Directive - Where the string "name" occurs in the material below, report the whole line.

Saved entries -
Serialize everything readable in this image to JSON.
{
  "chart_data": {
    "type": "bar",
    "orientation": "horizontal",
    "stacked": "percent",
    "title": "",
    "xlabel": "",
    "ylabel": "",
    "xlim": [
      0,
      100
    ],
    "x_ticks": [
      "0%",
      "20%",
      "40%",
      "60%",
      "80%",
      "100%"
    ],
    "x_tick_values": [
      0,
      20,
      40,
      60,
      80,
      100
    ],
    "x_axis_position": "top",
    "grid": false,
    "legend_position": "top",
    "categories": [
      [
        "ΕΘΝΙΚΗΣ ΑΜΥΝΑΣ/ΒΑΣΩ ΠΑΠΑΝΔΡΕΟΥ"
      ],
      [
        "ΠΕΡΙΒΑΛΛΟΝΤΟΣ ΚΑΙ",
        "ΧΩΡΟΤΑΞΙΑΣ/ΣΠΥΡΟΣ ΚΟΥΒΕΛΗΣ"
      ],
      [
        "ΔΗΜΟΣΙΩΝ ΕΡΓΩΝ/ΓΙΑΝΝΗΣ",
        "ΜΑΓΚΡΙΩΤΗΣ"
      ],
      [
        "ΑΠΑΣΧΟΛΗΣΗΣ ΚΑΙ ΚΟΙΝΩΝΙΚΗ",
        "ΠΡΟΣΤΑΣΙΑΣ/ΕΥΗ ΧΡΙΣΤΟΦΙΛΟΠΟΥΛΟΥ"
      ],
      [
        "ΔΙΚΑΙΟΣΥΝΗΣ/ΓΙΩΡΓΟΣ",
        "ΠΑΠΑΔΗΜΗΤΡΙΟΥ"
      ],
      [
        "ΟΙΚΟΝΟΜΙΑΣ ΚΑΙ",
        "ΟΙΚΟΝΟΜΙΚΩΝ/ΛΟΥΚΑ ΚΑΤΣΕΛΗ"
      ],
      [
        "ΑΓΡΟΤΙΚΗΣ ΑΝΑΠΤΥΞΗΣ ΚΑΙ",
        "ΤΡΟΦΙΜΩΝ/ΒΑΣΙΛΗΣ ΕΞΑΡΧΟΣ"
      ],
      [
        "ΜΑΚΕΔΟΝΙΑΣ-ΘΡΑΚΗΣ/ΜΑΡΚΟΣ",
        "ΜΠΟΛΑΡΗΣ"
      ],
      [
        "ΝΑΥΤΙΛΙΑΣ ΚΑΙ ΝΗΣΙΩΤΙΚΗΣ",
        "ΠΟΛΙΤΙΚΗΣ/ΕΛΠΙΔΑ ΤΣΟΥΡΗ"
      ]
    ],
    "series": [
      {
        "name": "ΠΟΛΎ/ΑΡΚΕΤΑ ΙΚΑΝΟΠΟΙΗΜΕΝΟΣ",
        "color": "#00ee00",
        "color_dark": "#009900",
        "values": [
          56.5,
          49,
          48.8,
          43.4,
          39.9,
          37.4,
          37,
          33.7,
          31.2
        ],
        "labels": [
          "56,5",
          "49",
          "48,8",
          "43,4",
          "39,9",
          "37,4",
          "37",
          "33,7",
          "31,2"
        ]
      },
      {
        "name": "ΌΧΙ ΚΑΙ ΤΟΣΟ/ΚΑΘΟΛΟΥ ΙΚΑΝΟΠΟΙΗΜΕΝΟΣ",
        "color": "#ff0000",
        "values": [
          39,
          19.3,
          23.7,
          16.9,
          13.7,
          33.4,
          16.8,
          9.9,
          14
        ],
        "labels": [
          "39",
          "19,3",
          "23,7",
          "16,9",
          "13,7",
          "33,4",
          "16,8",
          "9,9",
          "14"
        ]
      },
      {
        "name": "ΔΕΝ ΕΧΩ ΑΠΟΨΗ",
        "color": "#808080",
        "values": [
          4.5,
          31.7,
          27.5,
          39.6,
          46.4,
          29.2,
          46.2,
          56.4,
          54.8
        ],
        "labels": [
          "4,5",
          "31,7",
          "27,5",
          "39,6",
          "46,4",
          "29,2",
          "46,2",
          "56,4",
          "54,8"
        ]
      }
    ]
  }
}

Written answer -
        "name": "ΠΟΛΎ/ΑΡΚΕΤΑ ΙΚΑΝΟΠΟΙΗΜΕΝΟΣ",
        "name": "ΌΧΙ ΚΑΙ ΤΟΣΟ/ΚΑΘΟΛΟΥ ΙΚΑΝΟΠΟΙΗΜΕΝΟΣ",
        "name": "ΔΕΝ ΕΧΩ ΑΠΟΨΗ",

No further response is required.